**Problem to work on:**
Write out every entry below word for word, leaving nothing out.

(Dataset entries)
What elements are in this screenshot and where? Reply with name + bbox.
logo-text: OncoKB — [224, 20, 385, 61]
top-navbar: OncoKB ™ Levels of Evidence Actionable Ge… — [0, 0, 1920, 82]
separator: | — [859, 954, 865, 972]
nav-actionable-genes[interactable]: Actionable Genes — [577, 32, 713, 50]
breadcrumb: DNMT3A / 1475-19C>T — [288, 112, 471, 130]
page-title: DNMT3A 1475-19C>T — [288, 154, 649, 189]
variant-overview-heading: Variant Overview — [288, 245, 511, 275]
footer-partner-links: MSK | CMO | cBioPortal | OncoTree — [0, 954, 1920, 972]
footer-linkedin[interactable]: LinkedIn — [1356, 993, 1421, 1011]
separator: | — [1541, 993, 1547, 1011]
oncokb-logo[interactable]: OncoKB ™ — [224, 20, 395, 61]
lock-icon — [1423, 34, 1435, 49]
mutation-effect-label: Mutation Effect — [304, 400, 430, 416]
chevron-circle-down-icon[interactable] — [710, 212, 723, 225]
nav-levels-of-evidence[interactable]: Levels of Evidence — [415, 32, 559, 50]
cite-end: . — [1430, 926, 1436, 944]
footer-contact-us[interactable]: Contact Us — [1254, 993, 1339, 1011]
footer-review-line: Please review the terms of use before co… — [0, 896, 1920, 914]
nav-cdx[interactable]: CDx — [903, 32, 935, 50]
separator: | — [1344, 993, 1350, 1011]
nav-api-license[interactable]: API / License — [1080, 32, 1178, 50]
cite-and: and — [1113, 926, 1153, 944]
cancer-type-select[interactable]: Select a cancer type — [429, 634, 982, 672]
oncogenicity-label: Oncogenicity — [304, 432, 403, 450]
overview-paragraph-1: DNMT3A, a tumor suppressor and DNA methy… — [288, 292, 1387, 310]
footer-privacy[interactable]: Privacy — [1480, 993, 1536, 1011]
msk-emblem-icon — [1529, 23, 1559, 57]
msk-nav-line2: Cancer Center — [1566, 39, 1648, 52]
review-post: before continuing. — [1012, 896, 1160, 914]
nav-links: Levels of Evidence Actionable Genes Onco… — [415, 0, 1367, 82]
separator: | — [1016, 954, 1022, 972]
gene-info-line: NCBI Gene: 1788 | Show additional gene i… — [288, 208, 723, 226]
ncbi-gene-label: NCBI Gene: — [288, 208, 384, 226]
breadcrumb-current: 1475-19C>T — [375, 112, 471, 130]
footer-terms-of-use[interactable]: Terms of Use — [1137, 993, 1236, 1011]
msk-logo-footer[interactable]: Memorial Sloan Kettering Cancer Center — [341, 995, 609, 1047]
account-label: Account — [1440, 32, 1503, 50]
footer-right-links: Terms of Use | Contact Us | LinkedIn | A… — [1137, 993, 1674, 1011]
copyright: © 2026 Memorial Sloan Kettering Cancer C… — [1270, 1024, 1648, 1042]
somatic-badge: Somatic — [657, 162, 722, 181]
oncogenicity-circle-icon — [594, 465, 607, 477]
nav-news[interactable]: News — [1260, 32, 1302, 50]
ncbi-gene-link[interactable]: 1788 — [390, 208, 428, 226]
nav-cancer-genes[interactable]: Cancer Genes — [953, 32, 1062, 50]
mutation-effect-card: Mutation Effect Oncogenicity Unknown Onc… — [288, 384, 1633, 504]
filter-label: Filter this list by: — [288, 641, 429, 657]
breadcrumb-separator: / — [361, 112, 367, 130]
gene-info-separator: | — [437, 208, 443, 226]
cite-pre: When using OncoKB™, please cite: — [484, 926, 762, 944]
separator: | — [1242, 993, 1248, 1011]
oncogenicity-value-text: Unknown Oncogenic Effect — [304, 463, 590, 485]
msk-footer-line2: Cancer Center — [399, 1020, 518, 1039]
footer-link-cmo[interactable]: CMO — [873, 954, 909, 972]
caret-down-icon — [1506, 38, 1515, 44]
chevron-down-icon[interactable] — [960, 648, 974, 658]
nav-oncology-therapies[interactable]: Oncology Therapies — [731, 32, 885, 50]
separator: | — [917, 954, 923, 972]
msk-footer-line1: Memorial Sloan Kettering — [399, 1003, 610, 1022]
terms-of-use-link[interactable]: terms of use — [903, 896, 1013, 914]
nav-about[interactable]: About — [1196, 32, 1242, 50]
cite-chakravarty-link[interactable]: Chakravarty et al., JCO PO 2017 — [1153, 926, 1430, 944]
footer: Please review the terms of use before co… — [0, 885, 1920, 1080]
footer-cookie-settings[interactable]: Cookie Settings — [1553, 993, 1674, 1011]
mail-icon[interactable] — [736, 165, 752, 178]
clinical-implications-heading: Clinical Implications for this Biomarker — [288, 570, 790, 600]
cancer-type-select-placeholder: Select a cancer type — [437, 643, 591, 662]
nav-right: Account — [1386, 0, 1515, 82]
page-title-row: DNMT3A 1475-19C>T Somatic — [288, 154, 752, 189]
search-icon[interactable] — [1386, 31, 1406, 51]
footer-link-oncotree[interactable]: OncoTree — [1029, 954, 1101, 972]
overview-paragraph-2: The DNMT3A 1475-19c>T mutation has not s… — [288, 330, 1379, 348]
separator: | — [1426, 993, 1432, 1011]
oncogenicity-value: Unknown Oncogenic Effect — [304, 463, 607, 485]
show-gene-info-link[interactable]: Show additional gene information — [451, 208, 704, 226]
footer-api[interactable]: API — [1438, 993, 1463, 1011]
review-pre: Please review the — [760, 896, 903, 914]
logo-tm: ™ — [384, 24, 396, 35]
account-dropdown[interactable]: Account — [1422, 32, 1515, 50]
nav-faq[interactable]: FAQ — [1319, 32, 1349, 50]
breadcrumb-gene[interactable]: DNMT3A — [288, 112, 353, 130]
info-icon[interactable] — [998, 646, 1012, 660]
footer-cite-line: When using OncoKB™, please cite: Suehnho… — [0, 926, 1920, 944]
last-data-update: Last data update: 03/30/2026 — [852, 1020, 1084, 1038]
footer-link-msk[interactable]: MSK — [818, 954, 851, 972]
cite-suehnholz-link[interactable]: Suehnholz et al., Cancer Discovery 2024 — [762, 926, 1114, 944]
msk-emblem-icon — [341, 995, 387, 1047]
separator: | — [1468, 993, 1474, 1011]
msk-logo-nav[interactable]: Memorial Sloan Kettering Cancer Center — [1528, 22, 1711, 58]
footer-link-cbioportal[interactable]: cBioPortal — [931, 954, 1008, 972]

**Response for this exercise:**
What elements are in this screenshot and where? Reply with name + bbox.
logo-text: OncoKB — [224, 20, 385, 61]
top-navbar: OncoKB ™ Levels of Evidence Actionable Ge… — [0, 0, 1920, 82]
separator: | — [859, 954, 865, 972]
nav-actionable-genes[interactable]: Actionable Genes — [577, 32, 713, 50]
breadcrumb: DNMT3A / 1475-19C>T — [288, 112, 471, 130]
page-title: DNMT3A 1475-19C>T — [288, 154, 649, 189]
variant-overview-heading: Variant Overview — [288, 245, 511, 275]
footer-partner-links: MSK | CMO | cBioPortal | OncoTree — [0, 954, 1920, 972]
footer-linkedin[interactable]: LinkedIn — [1356, 993, 1421, 1011]
separator: | — [1541, 993, 1547, 1011]
oncokb-logo[interactable]: OncoKB ™ — [224, 20, 395, 61]
lock-icon — [1423, 34, 1435, 49]
mutation-effect-label: Mutation Effect — [304, 400, 430, 416]
chevron-circle-down-icon[interactable] — [710, 212, 723, 225]
nav-levels-of-evidence[interactable]: Levels of Evidence — [415, 32, 559, 50]
cite-end: . — [1430, 926, 1436, 944]
footer-contact-us[interactable]: Contact Us — [1254, 993, 1339, 1011]
footer-review-line: Please review the terms of use before co… — [0, 896, 1920, 914]
nav-cdx[interactable]: CDx — [903, 32, 935, 50]
separator: | — [1344, 993, 1350, 1011]
nav-api-license[interactable]: API / License — [1080, 32, 1178, 50]
cite-and: and — [1113, 926, 1153, 944]
cancer-type-select[interactable]: Select a cancer type — [429, 634, 982, 672]
oncogenicity-label: Oncogenicity — [304, 432, 403, 450]
overview-paragraph-1: DNMT3A, a tumor suppressor and DNA methy… — [288, 292, 1387, 310]
footer-privacy[interactable]: Privacy — [1480, 993, 1536, 1011]
msk-emblem-icon — [1529, 23, 1559, 57]
msk-nav-line2: Cancer Center — [1566, 39, 1648, 52]
review-post: before continuing. — [1012, 896, 1160, 914]
nav-links: Levels of Evidence Actionable Genes Onco… — [415, 0, 1367, 82]
separator: | — [1016, 954, 1022, 972]
gene-info-line: NCBI Gene: 1788 | Show additional gene i… — [288, 208, 723, 226]
ncbi-gene-label: NCBI Gene: — [288, 208, 384, 226]
breadcrumb-current: 1475-19C>T — [375, 112, 471, 130]
footer-terms-of-use[interactable]: Terms of Use — [1137, 993, 1236, 1011]
msk-logo-footer[interactable]: Memorial Sloan Kettering Cancer Center — [341, 995, 609, 1047]
account-label: Account — [1440, 32, 1503, 50]
footer-right-links: Terms of Use | Contact Us | LinkedIn | A… — [1137, 993, 1674, 1011]
copyright: © 2026 Memorial Sloan Kettering Cancer C… — [1270, 1024, 1648, 1042]
somatic-badge: Somatic — [657, 162, 722, 181]
oncogenicity-circle-icon — [594, 465, 607, 477]
nav-news[interactable]: News — [1260, 32, 1302, 50]
ncbi-gene-link[interactable]: 1788 — [390, 208, 428, 226]
nav-cancer-genes[interactable]: Cancer Genes — [953, 32, 1062, 50]
mutation-effect-card: Mutation Effect Oncogenicity Unknown Onc… — [288, 384, 1633, 504]
filter-label: Filter this list by: — [288, 641, 429, 657]
breadcrumb-separator: / — [361, 112, 367, 130]
gene-info-separator: | — [437, 208, 443, 226]
cite-pre: When using OncoKB™, please cite: — [484, 926, 762, 944]
separator: | — [1242, 993, 1248, 1011]
oncogenicity-value-text: Unknown Oncogenic Effect — [304, 463, 590, 485]
msk-footer-line2: Cancer Center — [399, 1020, 518, 1039]
footer-link-cmo[interactable]: CMO — [873, 954, 909, 972]
caret-down-icon — [1506, 38, 1515, 44]
chevron-down-icon[interactable] — [960, 648, 974, 658]
nav-oncology-therapies[interactable]: Oncology Therapies — [731, 32, 885, 50]
separator: | — [917, 954, 923, 972]
msk-footer-line1: Memorial Sloan Kettering — [399, 1003, 610, 1022]
terms-of-use-link[interactable]: terms of use — [903, 896, 1013, 914]
nav-about[interactable]: About — [1196, 32, 1242, 50]
cite-chakravarty-link[interactable]: Chakravarty et al., JCO PO 2017 — [1153, 926, 1430, 944]
footer: Please review the terms of use before co… — [0, 885, 1920, 1080]
footer-cookie-settings[interactable]: Cookie Settings — [1553, 993, 1674, 1011]
mail-icon[interactable] — [736, 165, 752, 178]
clinical-implications-heading: Clinical Implications for this Biomarker — [288, 570, 790, 600]
cancer-type-select-placeholder: Select a cancer type — [437, 643, 591, 662]
nav-right: Account — [1386, 0, 1515, 82]
page-title-row: DNMT3A 1475-19C>T Somatic — [288, 154, 752, 189]
search-icon[interactable] — [1386, 31, 1406, 51]
footer-link-oncotree[interactable]: OncoTree — [1029, 954, 1101, 972]
overview-paragraph-2: The DNMT3A 1475-19c>T mutation has not s… — [288, 330, 1379, 348]
separator: | — [1426, 993, 1432, 1011]
oncogenicity-value: Unknown Oncogenic Effect — [304, 463, 607, 485]
show-gene-info-link[interactable]: Show additional gene information — [451, 208, 704, 226]
footer-api[interactable]: API — [1438, 993, 1463, 1011]
review-pre: Please review the — [760, 896, 903, 914]
logo-tm: ™ — [384, 24, 396, 35]
account-dropdown[interactable]: Account — [1422, 32, 1515, 50]
nav-faq[interactable]: FAQ — [1319, 32, 1349, 50]
breadcrumb-gene[interactable]: DNMT3A — [288, 112, 353, 130]
info-icon[interactable] — [998, 646, 1012, 660]
footer-cite-line: When using OncoKB™, please cite: Suehnho… — [0, 926, 1920, 944]
last-data-update: Last data update: 03/30/2026 — [852, 1020, 1084, 1038]
footer-link-msk[interactable]: MSK — [818, 954, 851, 972]
cite-suehnholz-link[interactable]: Suehnholz et al., Cancer Discovery 2024 — [762, 926, 1114, 944]
msk-emblem-icon — [341, 995, 387, 1047]
separator: | — [1468, 993, 1474, 1011]
msk-logo-nav[interactable]: Memorial Sloan Kettering Cancer Center — [1528, 22, 1711, 58]
footer-link-cbioportal[interactable]: cBioPortal — [931, 954, 1008, 972]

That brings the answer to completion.